● Challenge: Exclude the pictures; give every entry again exactly as written.
═════ Supplied information
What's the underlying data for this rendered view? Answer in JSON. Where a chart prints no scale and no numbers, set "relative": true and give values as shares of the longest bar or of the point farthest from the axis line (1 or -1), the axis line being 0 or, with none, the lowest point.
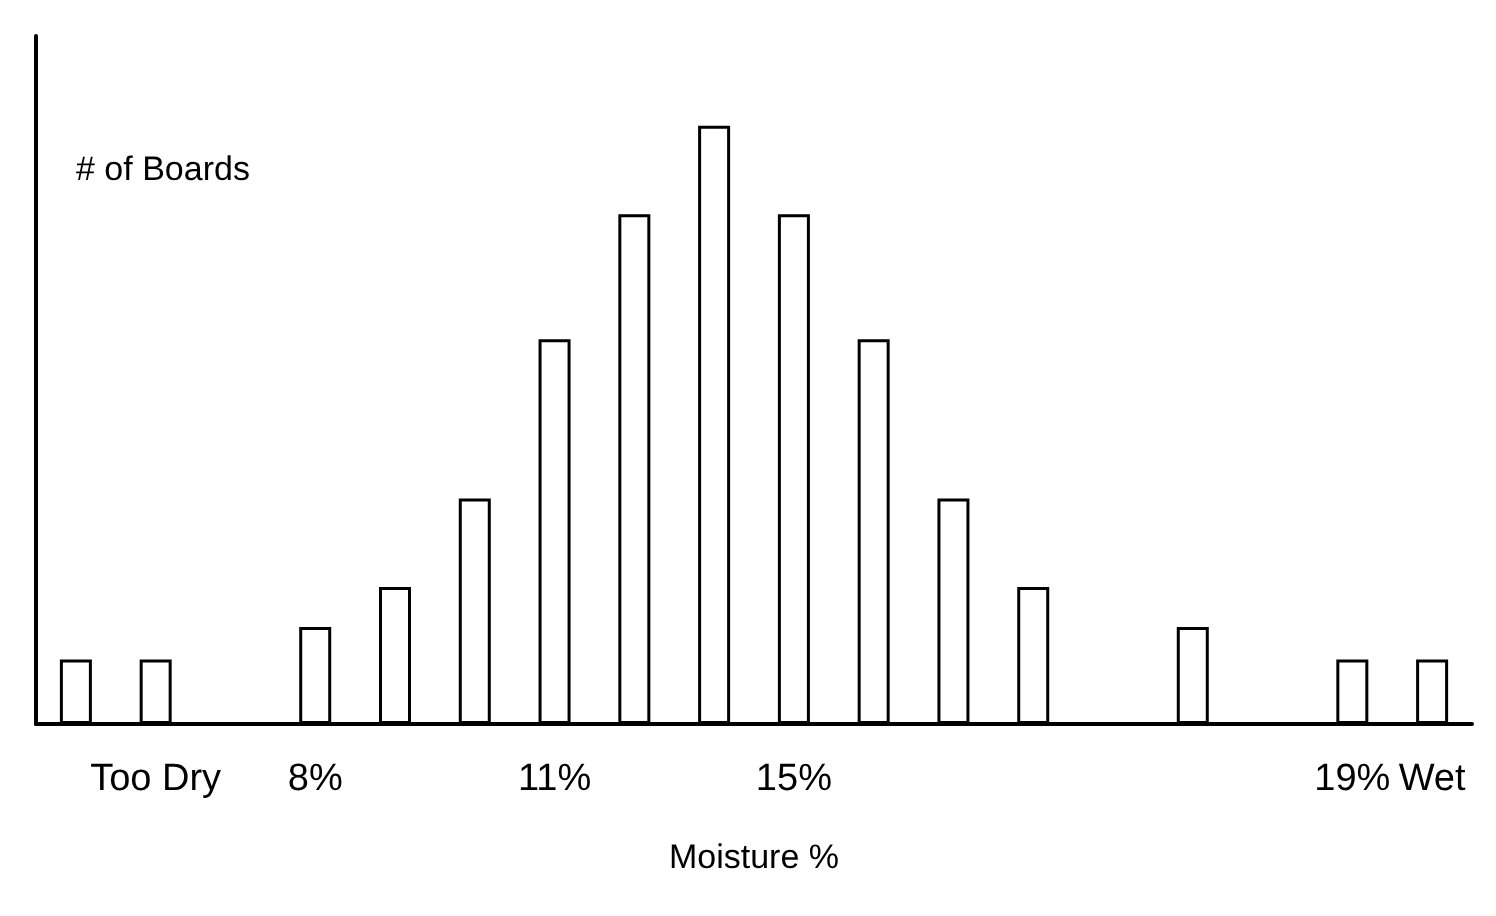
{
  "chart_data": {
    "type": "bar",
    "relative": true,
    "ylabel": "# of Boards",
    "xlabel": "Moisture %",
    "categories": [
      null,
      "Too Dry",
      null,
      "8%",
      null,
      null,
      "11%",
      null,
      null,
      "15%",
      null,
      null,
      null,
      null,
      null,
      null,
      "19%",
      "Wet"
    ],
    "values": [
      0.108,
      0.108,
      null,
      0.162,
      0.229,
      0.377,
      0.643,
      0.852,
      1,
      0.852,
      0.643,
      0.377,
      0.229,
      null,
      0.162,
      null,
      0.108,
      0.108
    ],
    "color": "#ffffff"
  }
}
══════════
● Finished exercise:
What's the underlying data for this rendered view? Answer in JSON. Where a chart prints no scale and no numbers, set "relative": true and give values as shares of the longest bar or of the point farthest from the axis line (1 or -1), the axis line being 0 or, with none, the lowest point.
{
  "chart_data": {
    "type": "bar",
    "relative": true,
    "ylabel": "# of Boards",
    "xlabel": "Moisture %",
    "categories": [
      null,
      "Too Dry",
      null,
      "8%",
      null,
      null,
      "11%",
      null,
      null,
      "15%",
      null,
      null,
      null,
      null,
      null,
      null,
      "19%",
      "Wet"
    ],
    "values": [
      0.108,
      0.108,
      null,
      0.162,
      0.229,
      0.377,
      0.643,
      0.852,
      1,
      0.852,
      0.643,
      0.377,
      0.229,
      null,
      0.162,
      null,
      0.108,
      0.108
    ],
    "color": "#ffffff"
  }
}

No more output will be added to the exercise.